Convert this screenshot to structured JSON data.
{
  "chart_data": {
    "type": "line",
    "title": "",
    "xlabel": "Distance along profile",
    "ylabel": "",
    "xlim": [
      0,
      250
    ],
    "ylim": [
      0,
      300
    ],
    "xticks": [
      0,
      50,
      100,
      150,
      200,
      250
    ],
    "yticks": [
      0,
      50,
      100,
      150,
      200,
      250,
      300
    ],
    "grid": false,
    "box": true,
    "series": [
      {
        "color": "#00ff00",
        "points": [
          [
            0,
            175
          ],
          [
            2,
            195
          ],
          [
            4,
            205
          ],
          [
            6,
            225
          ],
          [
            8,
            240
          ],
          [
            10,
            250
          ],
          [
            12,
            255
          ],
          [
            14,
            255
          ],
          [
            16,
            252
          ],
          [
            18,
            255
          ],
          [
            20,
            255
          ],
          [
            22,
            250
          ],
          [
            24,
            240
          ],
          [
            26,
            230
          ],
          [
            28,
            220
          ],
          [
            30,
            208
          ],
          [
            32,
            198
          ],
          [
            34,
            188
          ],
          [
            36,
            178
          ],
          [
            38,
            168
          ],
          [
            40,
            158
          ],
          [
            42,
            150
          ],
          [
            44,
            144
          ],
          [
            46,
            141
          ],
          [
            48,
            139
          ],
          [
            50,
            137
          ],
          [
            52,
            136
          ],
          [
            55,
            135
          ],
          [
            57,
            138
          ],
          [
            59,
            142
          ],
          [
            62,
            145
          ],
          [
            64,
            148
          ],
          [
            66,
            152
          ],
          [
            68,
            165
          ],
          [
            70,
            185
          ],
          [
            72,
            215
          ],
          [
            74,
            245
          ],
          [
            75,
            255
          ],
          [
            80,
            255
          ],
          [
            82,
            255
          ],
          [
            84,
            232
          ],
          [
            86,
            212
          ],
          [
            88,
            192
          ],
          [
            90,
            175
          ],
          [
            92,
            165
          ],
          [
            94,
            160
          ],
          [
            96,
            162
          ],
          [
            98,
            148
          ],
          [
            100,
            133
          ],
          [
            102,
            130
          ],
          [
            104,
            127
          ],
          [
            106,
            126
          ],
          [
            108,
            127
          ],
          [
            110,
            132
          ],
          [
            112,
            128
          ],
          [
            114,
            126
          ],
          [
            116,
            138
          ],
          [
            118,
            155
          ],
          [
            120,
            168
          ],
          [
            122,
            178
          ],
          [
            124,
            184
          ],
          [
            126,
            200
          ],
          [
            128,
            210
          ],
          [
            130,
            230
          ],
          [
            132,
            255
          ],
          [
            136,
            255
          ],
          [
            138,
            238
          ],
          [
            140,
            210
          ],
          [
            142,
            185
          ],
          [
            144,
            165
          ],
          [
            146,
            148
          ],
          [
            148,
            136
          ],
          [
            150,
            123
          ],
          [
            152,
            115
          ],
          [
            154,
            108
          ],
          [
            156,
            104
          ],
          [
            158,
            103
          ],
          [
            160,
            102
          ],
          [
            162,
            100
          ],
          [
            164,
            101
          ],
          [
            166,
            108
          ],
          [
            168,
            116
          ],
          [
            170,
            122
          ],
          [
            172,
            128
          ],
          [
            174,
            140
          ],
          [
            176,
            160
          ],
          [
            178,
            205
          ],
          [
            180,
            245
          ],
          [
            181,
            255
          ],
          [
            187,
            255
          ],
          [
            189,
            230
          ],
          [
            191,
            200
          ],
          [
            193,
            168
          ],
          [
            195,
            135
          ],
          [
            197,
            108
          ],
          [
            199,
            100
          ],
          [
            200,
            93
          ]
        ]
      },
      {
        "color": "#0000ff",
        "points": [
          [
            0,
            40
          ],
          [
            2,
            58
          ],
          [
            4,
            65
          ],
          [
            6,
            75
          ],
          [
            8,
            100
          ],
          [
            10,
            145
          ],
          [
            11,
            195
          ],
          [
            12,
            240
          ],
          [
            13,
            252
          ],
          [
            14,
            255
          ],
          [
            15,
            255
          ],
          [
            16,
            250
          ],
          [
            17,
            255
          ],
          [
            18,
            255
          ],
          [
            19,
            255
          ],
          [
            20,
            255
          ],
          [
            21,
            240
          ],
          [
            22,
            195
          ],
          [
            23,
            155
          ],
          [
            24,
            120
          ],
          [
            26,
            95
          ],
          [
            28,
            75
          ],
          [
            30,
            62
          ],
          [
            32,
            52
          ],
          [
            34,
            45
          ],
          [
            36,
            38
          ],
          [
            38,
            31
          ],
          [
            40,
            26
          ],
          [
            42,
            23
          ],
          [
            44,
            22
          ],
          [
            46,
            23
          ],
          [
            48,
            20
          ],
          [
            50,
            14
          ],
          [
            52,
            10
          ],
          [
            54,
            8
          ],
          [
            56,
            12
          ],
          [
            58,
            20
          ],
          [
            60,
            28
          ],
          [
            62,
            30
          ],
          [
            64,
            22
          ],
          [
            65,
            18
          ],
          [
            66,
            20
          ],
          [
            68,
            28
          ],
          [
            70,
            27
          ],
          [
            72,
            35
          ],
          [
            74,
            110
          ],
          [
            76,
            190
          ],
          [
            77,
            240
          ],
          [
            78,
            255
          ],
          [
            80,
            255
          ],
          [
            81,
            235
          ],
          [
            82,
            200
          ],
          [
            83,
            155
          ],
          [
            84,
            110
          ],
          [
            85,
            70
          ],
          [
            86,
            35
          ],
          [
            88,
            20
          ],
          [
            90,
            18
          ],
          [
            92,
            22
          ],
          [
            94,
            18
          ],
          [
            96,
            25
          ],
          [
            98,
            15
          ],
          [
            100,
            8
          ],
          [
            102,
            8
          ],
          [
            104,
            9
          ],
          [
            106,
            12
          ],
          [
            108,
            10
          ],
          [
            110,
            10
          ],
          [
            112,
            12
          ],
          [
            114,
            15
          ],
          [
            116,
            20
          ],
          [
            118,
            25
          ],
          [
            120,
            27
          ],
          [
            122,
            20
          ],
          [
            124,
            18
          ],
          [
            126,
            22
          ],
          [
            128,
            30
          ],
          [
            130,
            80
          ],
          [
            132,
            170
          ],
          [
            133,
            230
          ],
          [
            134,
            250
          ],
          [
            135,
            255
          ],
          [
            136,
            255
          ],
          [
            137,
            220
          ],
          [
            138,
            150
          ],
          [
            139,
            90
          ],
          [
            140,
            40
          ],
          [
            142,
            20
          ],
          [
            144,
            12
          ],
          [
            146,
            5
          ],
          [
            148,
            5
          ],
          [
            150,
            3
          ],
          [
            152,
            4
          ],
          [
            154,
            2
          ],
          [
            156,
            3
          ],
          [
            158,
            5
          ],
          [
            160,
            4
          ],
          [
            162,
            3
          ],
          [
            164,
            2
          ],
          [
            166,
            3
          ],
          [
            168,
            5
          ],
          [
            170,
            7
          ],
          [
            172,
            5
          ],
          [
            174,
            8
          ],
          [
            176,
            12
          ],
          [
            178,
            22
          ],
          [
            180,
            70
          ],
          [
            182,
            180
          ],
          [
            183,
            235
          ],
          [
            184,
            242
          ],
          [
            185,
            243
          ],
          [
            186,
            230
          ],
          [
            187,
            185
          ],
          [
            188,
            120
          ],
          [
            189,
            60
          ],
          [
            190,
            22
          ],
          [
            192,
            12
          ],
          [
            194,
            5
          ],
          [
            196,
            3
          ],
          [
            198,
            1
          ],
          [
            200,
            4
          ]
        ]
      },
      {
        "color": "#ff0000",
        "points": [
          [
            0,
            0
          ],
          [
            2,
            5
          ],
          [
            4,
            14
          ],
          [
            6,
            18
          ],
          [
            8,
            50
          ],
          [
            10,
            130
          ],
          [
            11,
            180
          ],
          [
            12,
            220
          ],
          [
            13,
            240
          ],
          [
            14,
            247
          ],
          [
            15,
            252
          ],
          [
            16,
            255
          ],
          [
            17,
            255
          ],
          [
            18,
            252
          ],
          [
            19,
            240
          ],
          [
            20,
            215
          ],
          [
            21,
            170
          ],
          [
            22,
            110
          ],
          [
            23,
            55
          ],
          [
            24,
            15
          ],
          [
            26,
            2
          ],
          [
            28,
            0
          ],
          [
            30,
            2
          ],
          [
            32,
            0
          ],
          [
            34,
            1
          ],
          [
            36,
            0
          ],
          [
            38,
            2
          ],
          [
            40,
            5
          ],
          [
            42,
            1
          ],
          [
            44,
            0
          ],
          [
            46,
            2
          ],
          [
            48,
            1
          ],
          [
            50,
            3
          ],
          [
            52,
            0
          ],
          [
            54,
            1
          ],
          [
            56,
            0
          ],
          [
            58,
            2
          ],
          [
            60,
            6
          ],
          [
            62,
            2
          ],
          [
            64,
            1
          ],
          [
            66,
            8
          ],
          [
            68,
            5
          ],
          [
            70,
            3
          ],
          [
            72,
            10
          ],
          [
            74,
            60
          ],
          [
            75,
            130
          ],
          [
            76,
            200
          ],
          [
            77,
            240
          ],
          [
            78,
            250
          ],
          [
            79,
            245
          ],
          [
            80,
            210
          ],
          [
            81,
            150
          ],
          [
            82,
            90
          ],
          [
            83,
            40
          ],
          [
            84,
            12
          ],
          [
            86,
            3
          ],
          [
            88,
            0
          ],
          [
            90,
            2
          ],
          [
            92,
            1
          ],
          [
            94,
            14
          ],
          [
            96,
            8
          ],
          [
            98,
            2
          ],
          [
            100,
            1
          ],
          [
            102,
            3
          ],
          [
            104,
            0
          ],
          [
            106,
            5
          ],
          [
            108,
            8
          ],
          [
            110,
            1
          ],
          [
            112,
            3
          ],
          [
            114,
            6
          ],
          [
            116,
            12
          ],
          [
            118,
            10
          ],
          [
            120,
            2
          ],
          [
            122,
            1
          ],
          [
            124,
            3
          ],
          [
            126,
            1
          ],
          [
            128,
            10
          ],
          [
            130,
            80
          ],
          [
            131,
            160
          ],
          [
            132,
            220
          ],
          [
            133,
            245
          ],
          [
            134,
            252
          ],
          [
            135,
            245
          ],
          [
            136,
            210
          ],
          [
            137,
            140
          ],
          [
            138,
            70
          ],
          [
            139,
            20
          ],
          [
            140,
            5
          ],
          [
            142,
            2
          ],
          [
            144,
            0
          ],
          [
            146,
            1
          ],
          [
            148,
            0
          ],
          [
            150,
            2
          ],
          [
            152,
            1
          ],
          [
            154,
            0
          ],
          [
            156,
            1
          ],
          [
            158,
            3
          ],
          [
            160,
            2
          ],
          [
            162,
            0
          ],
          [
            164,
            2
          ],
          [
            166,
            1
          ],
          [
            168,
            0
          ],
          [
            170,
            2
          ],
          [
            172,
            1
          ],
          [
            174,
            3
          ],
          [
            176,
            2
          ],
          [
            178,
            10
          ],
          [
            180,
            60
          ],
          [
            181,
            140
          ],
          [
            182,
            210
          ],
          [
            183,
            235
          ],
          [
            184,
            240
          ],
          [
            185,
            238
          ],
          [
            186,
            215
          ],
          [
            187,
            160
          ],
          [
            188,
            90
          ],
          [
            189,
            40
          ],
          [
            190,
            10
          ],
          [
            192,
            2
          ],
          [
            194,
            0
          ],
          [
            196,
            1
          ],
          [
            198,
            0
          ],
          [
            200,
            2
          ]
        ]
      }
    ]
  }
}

### Your task
Find the word "color" in the data and show each line that holds it.

### Exercise output
        "color": "#00ff00",
        "color": "#0000ff",
        "color": "#ff0000",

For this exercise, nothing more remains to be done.